>>

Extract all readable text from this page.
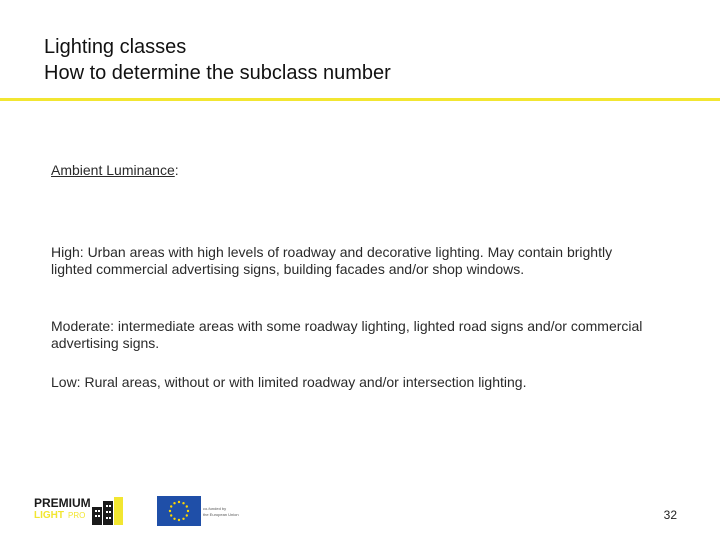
Lighting classes
How to determine the subclass number
Ambient Luminance:
High: Urban areas with high levels of roadway and decorative lighting. May contain brightly lighted commercial advertising signs, building facades and/or shop windows.
Moderate: intermediate areas with some roadway lighting, lighted road signs and/or commercial advertising signs.
Low: Rural areas, without or with limited roadway and/or intersection lighting.
PREMIUM
LIGHT PRO
co-funded by
the European Union	32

<<

» **What you are asked to do**: Leave out all images, then reproduce the entries above exactly.

» **Complete output**:
Extract all readable text from this page.
Lighting classes
How to determine the subclass number
Ambient Luminance:
High: Urban areas with high levels of roadway and decorative lighting. May contain brightly lighted commercial advertising signs, building facades and/or shop windows.
Moderate: intermediate areas with some roadway lighting, lighted road signs and/or commercial advertising signs.
Low: Rural areas, without or with limited roadway and/or intersection lighting.
PREMIUM
LIGHT PRO
co-funded by
the European Union	32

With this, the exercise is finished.